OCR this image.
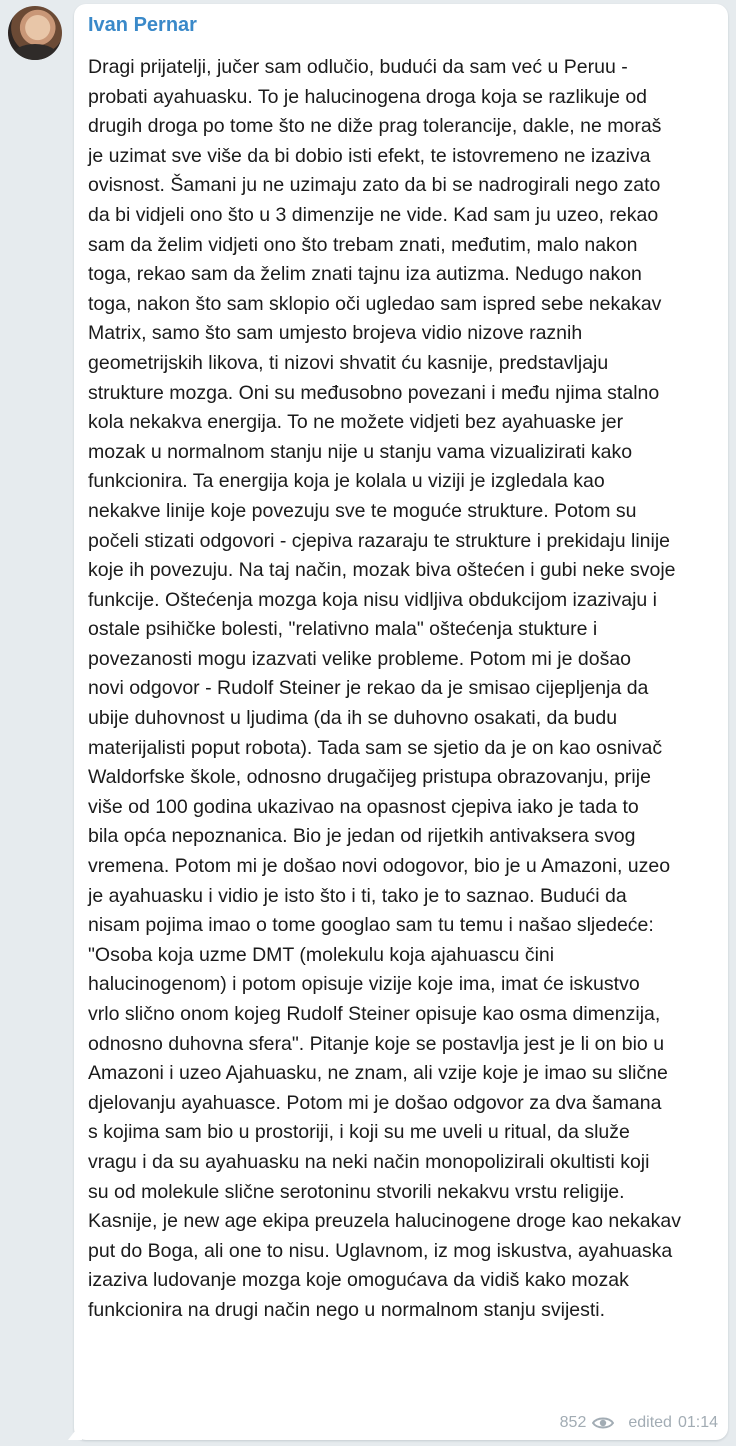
Ivan Pernar
Dragi prijatelji, jučer sam odlučio, budući da sam već u Peruu -
probati ayahuasku. To je halucinogena droga koja se razlikuje od
drugih droga po tome što ne diže prag tolerancije, dakle, ne moraš
je uzimat sve više da bi dobio isti efekt, te istovremeno ne izaziva
ovisnost. Šamani ju ne uzimaju zato da bi se nadrogirali nego zato
da bi vidjeli ono što u 3 dimenzije ne vide. Kad sam ju uzeo, rekao
sam da želim vidjeti ono što trebam znati, međutim, malo nakon
toga, rekao sam da želim znati tajnu iza autizma. Nedugo nakon
toga, nakon što sam sklopio oči ugledao sam ispred sebe nekakav
Matrix, samo što sam umjesto brojeva vidio nizove raznih
geometrijskih likova, ti nizovi shvatit ću kasnije, predstavljaju
strukture mozga. Oni su međusobno povezani i među njima stalno
kola nekakva energija. To ne možete vidjeti bez ayahuaske jer
mozak u normalnom stanju nije u stanju vama vizualizirati kako
funkcionira. Ta energija koja je kolala u viziji je izgledala kao
nekakve linije koje povezuju sve te moguće strukture. Potom su
počeli stizati odgovori - cjepiva razaraju te strukture i prekidaju linije
koje ih povezuju. Na taj način, mozak biva oštećen i gubi neke svoje
funkcije. Oštećenja mozga koja nisu vidljiva obdukcijom izazivaju i
ostale psihičke bolesti, "relativno mala" oštećenja stukture i
povezanosti mogu izazvati velike probleme. Potom mi je došao
novi odgovor - Rudolf Steiner je rekao da je smisao cijepljenja da
ubije duhovnost u ljudima (da ih se duhovno osakati, da budu
materijalisti poput robota). Tada sam se sjetio da je on kao osnivač
Waldorfske škole, odnosno drugačijeg pristupa obrazovanju, prije
više od 100 godina ukazivao na opasnost cjepiva iako je tada to
bila opća nepoznanica. Bio je jedan od rijetkih antivaksera svog
vremena. Potom mi je došao novi odogovor, bio je u Amazoni, uzeo
je ayahuasku i vidio je isto što i ti, tako je to saznao. Budući da
nisam pojima imao o tome googlao sam tu temu i našao sljedeće:
"Osoba koja uzme DMT (molekulu koja ajahuascu čini
halucinogenom) i potom opisuje vizije koje ima, imat će iskustvo
vrlo slično onom kojeg Rudolf Steiner opisuje kao osma dimenzija,
odnosno duhovna sfera". Pitanje koje se postavlja jest je li on bio u
Amazoni i uzeo Ajahuasku, ne znam, ali vzije koje je imao su slične
djelovanju ayahuasce. Potom mi je došao odgovor za dva šamana
s kojima sam bio u prostoriji, i koji su me uveli u ritual, da služe
vragu i da su ayahuasku na neki način monopolizirali okultisti koji
su od molekule slične serotoninu stvorili nekakvu vrstu religije.
Kasnije, je new age ekipa preuzela halucinogene droge kao nekakav
put do Boga, ali one to nisu. Uglavnom, iz mog iskustva, ayahuaska
izaziva ludovanje mozga koje omogućava da vidiš kako mozak
funkcionira na drugi način nego u normalnom stanju svijesti.
852	edited 01:14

+++

Every record above, copied exactly and without a single picture, makes up the answer.

OCR this image.
Ivan Pernar
Dragi prijatelji, jučer sam odlučio, budući da sam već u Peruu -
probati ayahuasku. To je halucinogena droga koja se razlikuje od
drugih droga po tome što ne diže prag tolerancije, dakle, ne moraš
je uzimat sve više da bi dobio isti efekt, te istovremeno ne izaziva
ovisnost. Šamani ju ne uzimaju zato da bi se nadrogirali nego zato
da bi vidjeli ono što u 3 dimenzije ne vide. Kad sam ju uzeo, rekao
sam da želim vidjeti ono što trebam znati, međutim, malo nakon
toga, rekao sam da želim znati tajnu iza autizma. Nedugo nakon
toga, nakon što sam sklopio oči ugledao sam ispred sebe nekakav
Matrix, samo što sam umjesto brojeva vidio nizove raznih
geometrijskih likova, ti nizovi shvatit ću kasnije, predstavljaju
strukture mozga. Oni su međusobno povezani i među njima stalno
kola nekakva energija. To ne možete vidjeti bez ayahuaske jer
mozak u normalnom stanju nije u stanju vama vizualizirati kako
funkcionira. Ta energija koja je kolala u viziji je izgledala kao
nekakve linije koje povezuju sve te moguće strukture. Potom su
počeli stizati odgovori - cjepiva razaraju te strukture i prekidaju linije
koje ih povezuju. Na taj način, mozak biva oštećen i gubi neke svoje
funkcije. Oštećenja mozga koja nisu vidljiva obdukcijom izazivaju i
ostale psihičke bolesti, "relativno mala" oštećenja stukture i
povezanosti mogu izazvati velike probleme. Potom mi je došao
novi odgovor - Rudolf Steiner je rekao da je smisao cijepljenja da
ubije duhovnost u ljudima (da ih se duhovno osakati, da budu
materijalisti poput robota). Tada sam se sjetio da je on kao osnivač
Waldorfske škole, odnosno drugačijeg pristupa obrazovanju, prije
više od 100 godina ukazivao na opasnost cjepiva iako je tada to
bila opća nepoznanica. Bio je jedan od rijetkih antivaksera svog
vremena. Potom mi je došao novi odogovor, bio je u Amazoni, uzeo
je ayahuasku i vidio je isto što i ti, tako je to saznao. Budući da
nisam pojima imao o tome googlao sam tu temu i našao sljedeće:
"Osoba koja uzme DMT (molekulu koja ajahuascu čini
halucinogenom) i potom opisuje vizije koje ima, imat će iskustvo
vrlo slično onom kojeg Rudolf Steiner opisuje kao osma dimenzija,
odnosno duhovna sfera". Pitanje koje se postavlja jest je li on bio u
Amazoni i uzeo Ajahuasku, ne znam, ali vzije koje je imao su slične
djelovanju ayahuasce. Potom mi je došao odgovor za dva šamana
s kojima sam bio u prostoriji, i koji su me uveli u ritual, da služe
vragu i da su ayahuasku na neki način monopolizirali okultisti koji
su od molekule slične serotoninu stvorili nekakvu vrstu religije.
Kasnije, je new age ekipa preuzela halucinogene droge kao nekakav
put do Boga, ali one to nisu. Uglavnom, iz mog iskustva, ayahuaska
izaziva ludovanje mozga koje omogućava da vidiš kako mozak
funkcionira na drugi način nego u normalnom stanju svijesti.
852	edited 01:14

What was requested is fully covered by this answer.